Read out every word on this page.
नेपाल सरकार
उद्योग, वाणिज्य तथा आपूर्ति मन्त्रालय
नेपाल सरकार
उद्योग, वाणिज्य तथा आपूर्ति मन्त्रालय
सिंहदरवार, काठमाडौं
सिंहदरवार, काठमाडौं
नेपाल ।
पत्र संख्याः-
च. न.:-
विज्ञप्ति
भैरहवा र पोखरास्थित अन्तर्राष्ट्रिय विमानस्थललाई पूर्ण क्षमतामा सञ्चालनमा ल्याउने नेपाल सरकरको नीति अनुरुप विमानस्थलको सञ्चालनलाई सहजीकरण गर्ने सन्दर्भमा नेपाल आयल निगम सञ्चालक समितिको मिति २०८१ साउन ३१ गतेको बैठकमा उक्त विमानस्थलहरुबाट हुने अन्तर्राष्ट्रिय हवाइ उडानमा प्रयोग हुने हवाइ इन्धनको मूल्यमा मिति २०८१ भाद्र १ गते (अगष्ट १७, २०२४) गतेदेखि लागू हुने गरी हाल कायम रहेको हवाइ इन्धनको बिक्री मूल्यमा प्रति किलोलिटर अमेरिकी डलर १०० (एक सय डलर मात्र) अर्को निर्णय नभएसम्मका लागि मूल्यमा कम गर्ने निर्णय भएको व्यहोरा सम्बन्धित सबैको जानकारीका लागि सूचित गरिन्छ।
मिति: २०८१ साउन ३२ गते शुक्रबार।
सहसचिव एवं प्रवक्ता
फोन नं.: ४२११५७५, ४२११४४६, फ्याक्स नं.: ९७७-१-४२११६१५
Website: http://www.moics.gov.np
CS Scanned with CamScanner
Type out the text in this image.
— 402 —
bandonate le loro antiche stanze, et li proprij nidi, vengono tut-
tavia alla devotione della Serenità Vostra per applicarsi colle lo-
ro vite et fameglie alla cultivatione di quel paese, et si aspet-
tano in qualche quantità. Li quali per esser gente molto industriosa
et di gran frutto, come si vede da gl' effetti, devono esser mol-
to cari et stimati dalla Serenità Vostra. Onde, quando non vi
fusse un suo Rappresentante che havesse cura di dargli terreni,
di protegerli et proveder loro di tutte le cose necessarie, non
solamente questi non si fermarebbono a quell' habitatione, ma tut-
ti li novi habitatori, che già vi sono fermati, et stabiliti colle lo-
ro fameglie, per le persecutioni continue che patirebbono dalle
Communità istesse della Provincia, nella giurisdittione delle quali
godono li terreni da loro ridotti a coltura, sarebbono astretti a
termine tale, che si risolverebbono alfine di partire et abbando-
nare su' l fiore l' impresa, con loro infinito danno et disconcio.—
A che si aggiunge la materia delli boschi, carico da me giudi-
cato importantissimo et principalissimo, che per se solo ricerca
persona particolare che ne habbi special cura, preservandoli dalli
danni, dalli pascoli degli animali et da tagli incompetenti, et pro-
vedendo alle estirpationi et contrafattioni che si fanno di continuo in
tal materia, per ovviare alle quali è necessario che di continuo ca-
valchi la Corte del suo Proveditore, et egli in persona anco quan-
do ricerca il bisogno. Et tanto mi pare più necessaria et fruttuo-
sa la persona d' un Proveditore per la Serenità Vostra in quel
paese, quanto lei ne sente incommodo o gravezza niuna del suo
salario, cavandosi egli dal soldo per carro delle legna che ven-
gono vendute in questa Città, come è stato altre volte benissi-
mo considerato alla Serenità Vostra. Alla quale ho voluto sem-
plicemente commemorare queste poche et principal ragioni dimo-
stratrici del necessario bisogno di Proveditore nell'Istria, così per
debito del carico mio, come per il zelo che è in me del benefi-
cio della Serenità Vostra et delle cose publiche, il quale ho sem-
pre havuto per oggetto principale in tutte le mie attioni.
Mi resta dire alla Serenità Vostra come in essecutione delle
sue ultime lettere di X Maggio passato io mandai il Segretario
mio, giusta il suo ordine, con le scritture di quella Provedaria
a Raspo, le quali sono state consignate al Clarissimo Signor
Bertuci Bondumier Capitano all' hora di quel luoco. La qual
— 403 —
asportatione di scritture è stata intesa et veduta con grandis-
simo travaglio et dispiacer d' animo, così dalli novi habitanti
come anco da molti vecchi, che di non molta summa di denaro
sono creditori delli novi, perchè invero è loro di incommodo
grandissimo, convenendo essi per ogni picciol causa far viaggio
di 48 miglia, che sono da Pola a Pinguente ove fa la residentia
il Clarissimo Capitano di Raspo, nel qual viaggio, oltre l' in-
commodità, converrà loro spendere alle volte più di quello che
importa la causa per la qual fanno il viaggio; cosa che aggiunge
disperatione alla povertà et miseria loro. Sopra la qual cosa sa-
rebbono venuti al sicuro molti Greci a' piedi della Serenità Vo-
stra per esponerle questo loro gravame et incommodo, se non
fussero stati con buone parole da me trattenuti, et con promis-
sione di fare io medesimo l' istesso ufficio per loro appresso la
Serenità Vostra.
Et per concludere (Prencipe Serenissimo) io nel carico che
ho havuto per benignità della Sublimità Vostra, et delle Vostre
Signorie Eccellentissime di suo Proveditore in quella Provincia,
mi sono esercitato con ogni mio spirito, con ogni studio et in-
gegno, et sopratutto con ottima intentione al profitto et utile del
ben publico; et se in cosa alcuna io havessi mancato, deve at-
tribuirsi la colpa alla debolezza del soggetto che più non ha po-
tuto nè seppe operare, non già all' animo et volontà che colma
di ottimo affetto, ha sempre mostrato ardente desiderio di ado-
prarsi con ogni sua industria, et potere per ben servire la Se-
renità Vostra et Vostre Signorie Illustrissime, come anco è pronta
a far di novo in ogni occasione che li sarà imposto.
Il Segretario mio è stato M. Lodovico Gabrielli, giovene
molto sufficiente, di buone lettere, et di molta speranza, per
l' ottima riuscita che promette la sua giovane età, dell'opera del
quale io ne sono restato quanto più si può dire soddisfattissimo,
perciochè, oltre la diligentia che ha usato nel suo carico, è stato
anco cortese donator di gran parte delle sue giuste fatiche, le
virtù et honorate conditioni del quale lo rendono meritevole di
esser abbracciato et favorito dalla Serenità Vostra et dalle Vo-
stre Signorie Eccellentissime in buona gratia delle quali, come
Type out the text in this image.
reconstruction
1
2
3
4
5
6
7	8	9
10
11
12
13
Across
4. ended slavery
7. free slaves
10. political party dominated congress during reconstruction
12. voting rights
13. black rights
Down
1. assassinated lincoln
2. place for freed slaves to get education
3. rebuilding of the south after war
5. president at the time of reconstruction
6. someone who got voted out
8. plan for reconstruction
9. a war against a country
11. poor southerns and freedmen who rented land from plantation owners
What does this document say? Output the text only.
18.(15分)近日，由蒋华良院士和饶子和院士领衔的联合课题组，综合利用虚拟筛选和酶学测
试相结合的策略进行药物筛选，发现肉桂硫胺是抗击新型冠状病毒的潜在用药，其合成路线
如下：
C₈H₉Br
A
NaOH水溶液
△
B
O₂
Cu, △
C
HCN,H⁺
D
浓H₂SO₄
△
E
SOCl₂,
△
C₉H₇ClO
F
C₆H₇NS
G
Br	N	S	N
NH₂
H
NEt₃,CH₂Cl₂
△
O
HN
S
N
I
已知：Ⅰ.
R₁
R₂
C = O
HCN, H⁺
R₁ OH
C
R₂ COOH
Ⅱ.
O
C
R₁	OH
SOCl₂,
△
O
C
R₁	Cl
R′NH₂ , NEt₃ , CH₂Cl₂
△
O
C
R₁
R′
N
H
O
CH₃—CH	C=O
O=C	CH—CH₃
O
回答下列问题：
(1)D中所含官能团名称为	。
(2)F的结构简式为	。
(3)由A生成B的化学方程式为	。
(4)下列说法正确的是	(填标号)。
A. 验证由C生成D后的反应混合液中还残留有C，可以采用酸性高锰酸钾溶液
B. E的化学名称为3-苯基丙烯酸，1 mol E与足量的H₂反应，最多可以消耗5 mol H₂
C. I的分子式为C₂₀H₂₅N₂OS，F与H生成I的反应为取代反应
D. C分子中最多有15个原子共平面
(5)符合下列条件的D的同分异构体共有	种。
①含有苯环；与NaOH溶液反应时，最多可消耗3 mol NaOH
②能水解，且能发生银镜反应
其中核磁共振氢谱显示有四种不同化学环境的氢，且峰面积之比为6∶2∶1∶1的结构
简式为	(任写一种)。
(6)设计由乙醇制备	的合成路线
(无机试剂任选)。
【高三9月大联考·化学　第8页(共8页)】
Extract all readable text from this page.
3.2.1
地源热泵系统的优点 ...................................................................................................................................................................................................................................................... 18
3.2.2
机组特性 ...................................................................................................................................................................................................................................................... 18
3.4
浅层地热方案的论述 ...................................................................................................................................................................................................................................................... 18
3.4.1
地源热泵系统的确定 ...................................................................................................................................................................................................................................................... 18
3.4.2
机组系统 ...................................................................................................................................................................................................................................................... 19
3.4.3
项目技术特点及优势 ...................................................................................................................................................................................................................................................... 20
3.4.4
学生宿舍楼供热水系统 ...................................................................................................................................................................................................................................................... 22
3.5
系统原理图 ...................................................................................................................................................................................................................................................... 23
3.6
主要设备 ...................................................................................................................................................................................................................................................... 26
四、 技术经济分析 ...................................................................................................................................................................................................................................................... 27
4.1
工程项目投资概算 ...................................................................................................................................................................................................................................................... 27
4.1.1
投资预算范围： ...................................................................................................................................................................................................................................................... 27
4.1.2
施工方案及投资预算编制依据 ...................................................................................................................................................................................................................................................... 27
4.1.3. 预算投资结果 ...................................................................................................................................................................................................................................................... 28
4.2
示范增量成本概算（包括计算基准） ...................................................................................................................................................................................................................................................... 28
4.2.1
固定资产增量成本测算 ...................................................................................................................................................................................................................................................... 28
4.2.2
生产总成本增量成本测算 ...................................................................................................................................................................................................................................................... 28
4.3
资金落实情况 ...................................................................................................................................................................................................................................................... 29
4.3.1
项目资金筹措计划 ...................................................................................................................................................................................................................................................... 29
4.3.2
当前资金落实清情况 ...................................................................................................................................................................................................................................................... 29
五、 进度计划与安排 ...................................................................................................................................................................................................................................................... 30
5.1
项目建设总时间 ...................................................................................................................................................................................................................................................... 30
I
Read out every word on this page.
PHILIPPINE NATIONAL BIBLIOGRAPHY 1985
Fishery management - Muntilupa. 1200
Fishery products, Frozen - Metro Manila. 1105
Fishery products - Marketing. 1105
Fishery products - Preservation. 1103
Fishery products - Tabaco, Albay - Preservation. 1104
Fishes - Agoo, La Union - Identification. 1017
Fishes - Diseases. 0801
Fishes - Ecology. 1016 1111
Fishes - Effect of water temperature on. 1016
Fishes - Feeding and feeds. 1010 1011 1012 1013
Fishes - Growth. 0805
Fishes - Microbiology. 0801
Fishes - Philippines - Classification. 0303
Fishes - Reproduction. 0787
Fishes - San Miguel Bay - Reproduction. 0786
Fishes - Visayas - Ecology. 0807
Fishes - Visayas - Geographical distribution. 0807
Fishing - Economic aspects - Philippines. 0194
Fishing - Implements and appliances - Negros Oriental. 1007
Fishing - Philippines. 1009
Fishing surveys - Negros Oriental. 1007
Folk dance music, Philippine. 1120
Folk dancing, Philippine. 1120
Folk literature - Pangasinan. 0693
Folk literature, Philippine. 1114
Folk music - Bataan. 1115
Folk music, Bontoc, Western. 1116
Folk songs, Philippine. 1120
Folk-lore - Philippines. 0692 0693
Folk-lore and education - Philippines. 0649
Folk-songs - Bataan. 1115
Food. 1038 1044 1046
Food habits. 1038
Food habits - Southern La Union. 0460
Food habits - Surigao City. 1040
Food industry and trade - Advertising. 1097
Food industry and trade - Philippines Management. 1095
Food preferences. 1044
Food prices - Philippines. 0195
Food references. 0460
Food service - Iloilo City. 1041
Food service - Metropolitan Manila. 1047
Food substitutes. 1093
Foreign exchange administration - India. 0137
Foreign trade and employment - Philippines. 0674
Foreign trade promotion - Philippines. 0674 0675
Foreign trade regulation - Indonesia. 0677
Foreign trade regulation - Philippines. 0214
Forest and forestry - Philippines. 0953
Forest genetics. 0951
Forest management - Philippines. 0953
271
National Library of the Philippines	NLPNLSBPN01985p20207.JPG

▶ _What needs to be done_: Show the lines of the records that contain the word "reconstruction".

▶ _Answer to this problem_:
reconstruction
10. political party dominated congress during reconstruction
5. president at the time of reconstruction
8. plan for reconstruction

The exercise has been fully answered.